- **The records**:
───

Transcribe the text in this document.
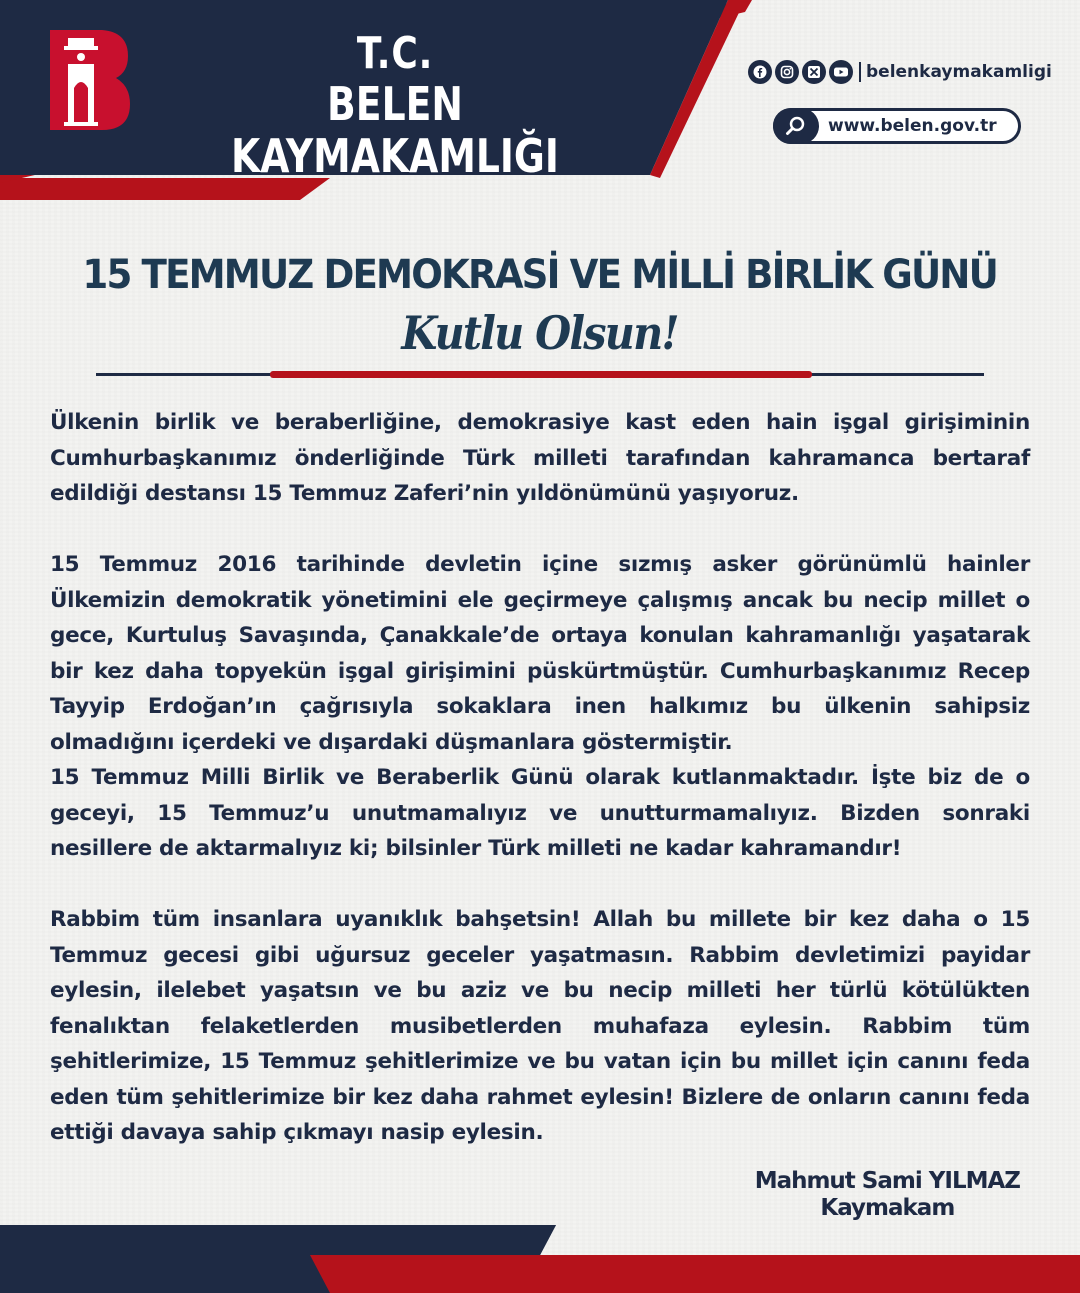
T.C.
BELEN KAYMAKAMLIĞI
belenkaymakamligi
www.belen.gov.tr
15 TEMMUZ DEMOKRASİ VE MİLLİ BİRLİK GÜNÜ
Kutlu Olsun!

Ülkenin birlik ve beraberliğine, demokrasiye kast eden hain işgal girişiminin Cumhurbaşkanımız önderliğinde Türk milleti tarafından kahramanca bertaraf edildiği destansı 15 Temmuz Zaferi’nin yıldönümünü yaşıyoruz.

15 Temmuz 2016 tarihinde devletin içine sızmış asker görünümlü hainler Ülkemizin demokratik yönetimini ele geçirmeye çalışmış ancak bu necip millet o gece, Kurtuluş Savaşında, Çanakkale’de ortaya konulan kahramanlığı yaşatarak bir kez daha topyekün işgal girişimini püskürtmüştür. Cumhurbaşkanımız Recep Tayyip Erdoğan’ın çağrısıyla sokaklara inen halkımız bu ülkenin sahipsiz olmadığını içerdeki ve dışardaki düşmanlara göstermiştir.

15 Temmuz Milli Birlik ve Beraberlik Günü olarak kutlanmaktadır. İşte biz de o geceyi, 15 Temmuz’u unutmamalıyız ve unutturmamalıyız. Bizden sonraki nesillere de aktarmalıyız ki; bilsinler Türk milleti ne kadar kahramandır!

Rabbim tüm insanlara uyanıklık bahşetsin! Allah bu millete bir kez daha o 15 Temmuz gecesi gibi uğursuz geceler yaşatmasın. Rabbim devletimizi payidar eylesin, ilelebet yaşatsın ve bu aziz ve bu necip milleti her türlü kötülükten fenalıktan felaketlerden musibetlerden muhafaza eylesin. Rabbim tüm şehitlerimize, 15 Temmuz şehitlerimize ve bu vatan için bu millet için canını feda eden tüm şehitlerimize bir kez daha rahmet eylesin! Bizlere de onların canını feda ettiği davaya sahip çıkmayı nasip eylesin.

Mahmut Sami YILMAZ
Kaymakam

───

- **Written problem**: Return the entries unchanged, save for the pictures, which do not belong in the copy.

- **Answer to this problem**:
Transcribe the text in this document.
T.C.
BELEN KAYMAKAMLIĞI
belenkaymakamligi
www.belen.gov.tr
15 TEMMUZ DEMOKRASİ VE MİLLİ BİRLİK GÜNÜ
Kutlu Olsun!

Ülkenin birlik ve beraberliğine, demokrasiye kast eden hain işgal girişiminin Cumhurbaşkanımız önderliğinde Türk milleti tarafından kahramanca bertaraf edildiği destansı 15 Temmuz Zaferi’nin yıldönümünü yaşıyoruz.

15 Temmuz 2016 tarihinde devletin içine sızmış asker görünümlü hainler Ülkemizin demokratik yönetimini ele geçirmeye çalışmış ancak bu necip millet o gece, Kurtuluş Savaşında, Çanakkale’de ortaya konulan kahramanlığı yaşatarak bir kez daha topyekün işgal girişimini püskürtmüştür. Cumhurbaşkanımız Recep Tayyip Erdoğan’ın çağrısıyla sokaklara inen halkımız bu ülkenin sahipsiz olmadığını içerdeki ve dışardaki düşmanlara göstermiştir.

15 Temmuz Milli Birlik ve Beraberlik Günü olarak kutlanmaktadır. İşte biz de o geceyi, 15 Temmuz’u unutmamalıyız ve unutturmamalıyız. Bizden sonraki nesillere de aktarmalıyız ki; bilsinler Türk milleti ne kadar kahramandır!

Rabbim tüm insanlara uyanıklık bahşetsin! Allah bu millete bir kez daha o 15 Temmuz gecesi gibi uğursuz geceler yaşatmasın. Rabbim devletimizi payidar eylesin, ilelebet yaşatsın ve bu aziz ve bu necip milleti her türlü kötülükten fenalıktan felaketlerden musibetlerden muhafaza eylesin. Rabbim tüm şehitlerimize, 15 Temmuz şehitlerimize ve bu vatan için bu millet için canını feda eden tüm şehitlerimize bir kez daha rahmet eylesin! Bizlere de onların canını feda ettiği davaya sahip çıkmayı nasip eylesin.

Mahmut Sami YILMAZ
Kaymakam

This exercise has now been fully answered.